> Directive
The data below should be restated word for word, with every picture omitted.

Excerpt from a dataset
━━━━━━━━━━━━━━━━━━━━
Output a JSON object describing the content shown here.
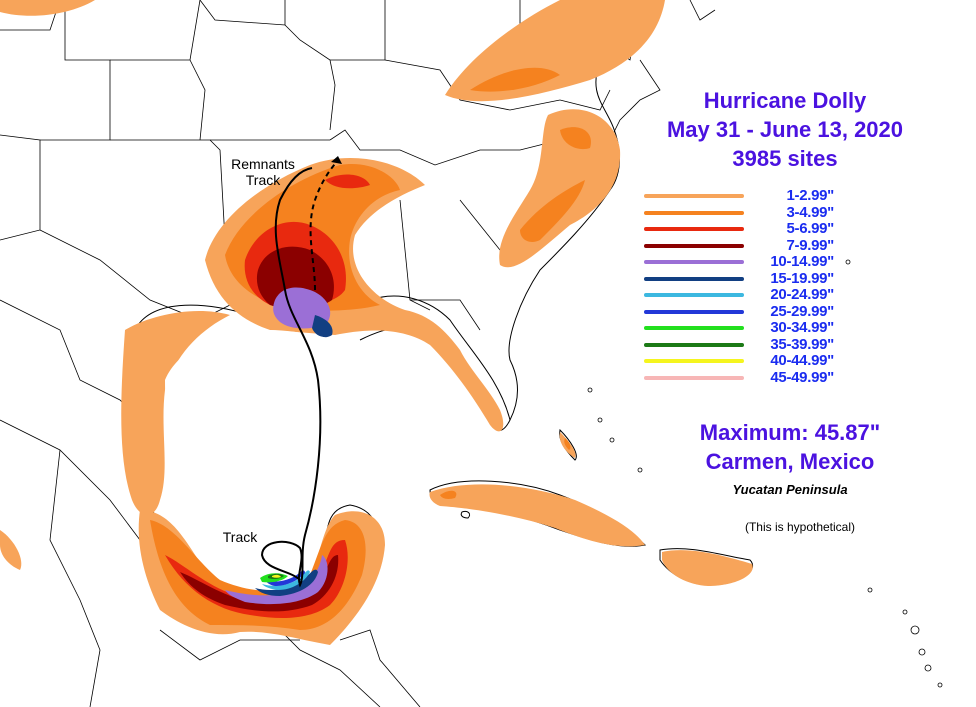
{
  "title": {
    "line1": "Hurricane Dolly",
    "line2": "May 31 - June 13, 2020",
    "line3": "3985 sites"
  },
  "legend": [
    {
      "label": "1-2.99\"",
      "color": "#f7a45a"
    },
    {
      "label": "3-4.99\"",
      "color": "#f5821f"
    },
    {
      "label": "5-6.99\"",
      "color": "#e8290f"
    },
    {
      "label": "7-9.99\"",
      "color": "#8b0000"
    },
    {
      "label": "10-14.99\"",
      "color": "#9b6fd6"
    },
    {
      "label": "15-19.99\"",
      "color": "#123f82"
    },
    {
      "label": "20-24.99\"",
      "color": "#3cb8e0"
    },
    {
      "label": "25-29.99\"",
      "color": "#2238d8"
    },
    {
      "label": "30-34.99\"",
      "color": "#22e01e"
    },
    {
      "label": "35-39.99\"",
      "color": "#1c7a16"
    },
    {
      "label": "40-44.99\"",
      "color": "#f5f51e"
    },
    {
      "label": "45-49.99\"",
      "color": "#f7b6b6"
    }
  ],
  "maximum": {
    "line1": "Maximum: 45.87\"",
    "line2": "Carmen, Mexico",
    "sub": "Yucatan Peninsula"
  },
  "note": "(This is hypothetical)",
  "track_labels": {
    "remnants_line1": "Remnants",
    "remnants_line2": "Track",
    "track": "Track"
  }
}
━━━━━━━━━━━━━━━━━━━━
> Correct answer
Output a JSON object describing the content shown here.
{
  "title": {
    "line1": "Hurricane Dolly",
    "line2": "May 31 - June 13, 2020",
    "line3": "3985 sites"
  },
  "legend": [
    {
      "label": "1-2.99\"",
      "color": "#f7a45a"
    },
    {
      "label": "3-4.99\"",
      "color": "#f5821f"
    },
    {
      "label": "5-6.99\"",
      "color": "#e8290f"
    },
    {
      "label": "7-9.99\"",
      "color": "#8b0000"
    },
    {
      "label": "10-14.99\"",
      "color": "#9b6fd6"
    },
    {
      "label": "15-19.99\"",
      "color": "#123f82"
    },
    {
      "label": "20-24.99\"",
      "color": "#3cb8e0"
    },
    {
      "label": "25-29.99\"",
      "color": "#2238d8"
    },
    {
      "label": "30-34.99\"",
      "color": "#22e01e"
    },
    {
      "label": "35-39.99\"",
      "color": "#1c7a16"
    },
    {
      "label": "40-44.99\"",
      "color": "#f5f51e"
    },
    {
      "label": "45-49.99\"",
      "color": "#f7b6b6"
    }
  ],
  "maximum": {
    "line1": "Maximum: 45.87\"",
    "line2": "Carmen, Mexico",
    "sub": "Yucatan Peninsula"
  },
  "note": "(This is hypothetical)",
  "track_labels": {
    "remnants_line1": "Remnants",
    "remnants_line2": "Track",
    "track": "Track"
  }
}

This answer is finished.